◆ AIM ◆
The listing below should be copied in full, word for word.

◆ RAW RECORDS ◆

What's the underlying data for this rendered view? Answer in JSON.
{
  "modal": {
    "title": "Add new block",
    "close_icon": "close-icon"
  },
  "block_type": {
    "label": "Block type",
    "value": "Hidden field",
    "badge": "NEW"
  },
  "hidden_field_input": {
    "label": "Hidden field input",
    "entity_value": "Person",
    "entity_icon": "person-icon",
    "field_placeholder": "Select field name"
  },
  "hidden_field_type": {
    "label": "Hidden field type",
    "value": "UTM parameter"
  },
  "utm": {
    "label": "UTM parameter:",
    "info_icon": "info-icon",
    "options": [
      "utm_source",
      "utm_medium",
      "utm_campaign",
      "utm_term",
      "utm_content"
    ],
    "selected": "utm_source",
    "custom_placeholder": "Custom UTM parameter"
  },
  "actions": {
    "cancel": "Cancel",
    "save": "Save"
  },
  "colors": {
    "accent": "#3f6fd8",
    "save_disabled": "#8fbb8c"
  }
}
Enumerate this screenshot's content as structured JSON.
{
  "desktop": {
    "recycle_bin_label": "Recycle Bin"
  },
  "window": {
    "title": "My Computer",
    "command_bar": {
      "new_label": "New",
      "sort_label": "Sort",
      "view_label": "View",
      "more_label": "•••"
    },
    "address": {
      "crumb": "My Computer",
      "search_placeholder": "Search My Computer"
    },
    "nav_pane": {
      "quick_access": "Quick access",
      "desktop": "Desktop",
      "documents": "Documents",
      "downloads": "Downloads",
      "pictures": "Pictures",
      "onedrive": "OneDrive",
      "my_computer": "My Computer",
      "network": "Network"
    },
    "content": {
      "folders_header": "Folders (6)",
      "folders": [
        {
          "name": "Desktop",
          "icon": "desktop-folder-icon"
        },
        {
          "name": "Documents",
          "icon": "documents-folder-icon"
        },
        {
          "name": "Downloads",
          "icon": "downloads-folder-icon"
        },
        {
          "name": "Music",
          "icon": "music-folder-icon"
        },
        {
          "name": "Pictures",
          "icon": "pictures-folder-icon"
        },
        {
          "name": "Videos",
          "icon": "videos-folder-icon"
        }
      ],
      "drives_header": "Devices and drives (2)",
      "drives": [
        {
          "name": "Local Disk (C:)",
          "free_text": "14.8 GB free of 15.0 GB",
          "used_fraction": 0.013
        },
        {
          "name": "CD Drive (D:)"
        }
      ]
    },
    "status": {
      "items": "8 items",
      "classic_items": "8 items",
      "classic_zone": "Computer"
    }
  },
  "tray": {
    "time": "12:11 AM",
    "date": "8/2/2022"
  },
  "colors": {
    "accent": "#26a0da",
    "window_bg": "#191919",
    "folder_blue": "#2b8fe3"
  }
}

◆ FINAL ANSWER ◆
What's the underlying data for this rendered view? Answer in JSON.
{
  "modal": {
    "title": "Add new block",
    "close_icon": "close-icon"
  },
  "block_type": {
    "label": "Block type",
    "value": "Hidden field",
    "badge": "NEW"
  },
  "hidden_field_input": {
    "label": "Hidden field input",
    "entity_value": "Person",
    "entity_icon": "person-icon",
    "field_placeholder": "Select field name"
  },
  "hidden_field_type": {
    "label": "Hidden field type",
    "value": "UTM parameter"
  },
  "utm": {
    "label": "UTM parameter:",
    "info_icon": "info-icon",
    "options": [
      "utm_source",
      "utm_medium",
      "utm_campaign",
      "utm_term",
      "utm_content"
    ],
    "selected": "utm_source",
    "custom_placeholder": "Custom UTM parameter"
  },
  "actions": {
    "cancel": "Cancel",
    "save": "Save"
  },
  "colors": {
    "accent": "#3f6fd8",
    "save_disabled": "#8fbb8c"
  }
}
Enumerate this screenshot's content as structured JSON.
{
  "desktop": {
    "recycle_bin_label": "Recycle Bin"
  },
  "window": {
    "title": "My Computer",
    "command_bar": {
      "new_label": "New",
      "sort_label": "Sort",
      "view_label": "View",
      "more_label": "•••"
    },
    "address": {
      "crumb": "My Computer",
      "search_placeholder": "Search My Computer"
    },
    "nav_pane": {
      "quick_access": "Quick access",
      "desktop": "Desktop",
      "documents": "Documents",
      "downloads": "Downloads",
      "pictures": "Pictures",
      "onedrive": "OneDrive",
      "my_computer": "My Computer",
      "network": "Network"
    },
    "content": {
      "folders_header": "Folders (6)",
      "folders": [
        {
          "name": "Desktop",
          "icon": "desktop-folder-icon"
        },
        {
          "name": "Documents",
          "icon": "documents-folder-icon"
        },
        {
          "name": "Downloads",
          "icon": "downloads-folder-icon"
        },
        {
          "name": "Music",
          "icon": "music-folder-icon"
        },
        {
          "name": "Pictures",
          "icon": "pictures-folder-icon"
        },
        {
          "name": "Videos",
          "icon": "videos-folder-icon"
        }
      ],
      "drives_header": "Devices and drives (2)",
      "drives": [
        {
          "name": "Local Disk (C:)",
          "free_text": "14.8 GB free of 15.0 GB",
          "used_fraction": 0.013
        },
        {
          "name": "CD Drive (D:)"
        }
      ]
    },
    "status": {
      "items": "8 items",
      "classic_items": "8 items",
      "classic_zone": "Computer"
    }
  },
  "tray": {
    "time": "12:11 AM",
    "date": "8/2/2022"
  },
  "colors": {
    "accent": "#26a0da",
    "window_bg": "#191919",
    "folder_blue": "#2b8fe3"
  }
}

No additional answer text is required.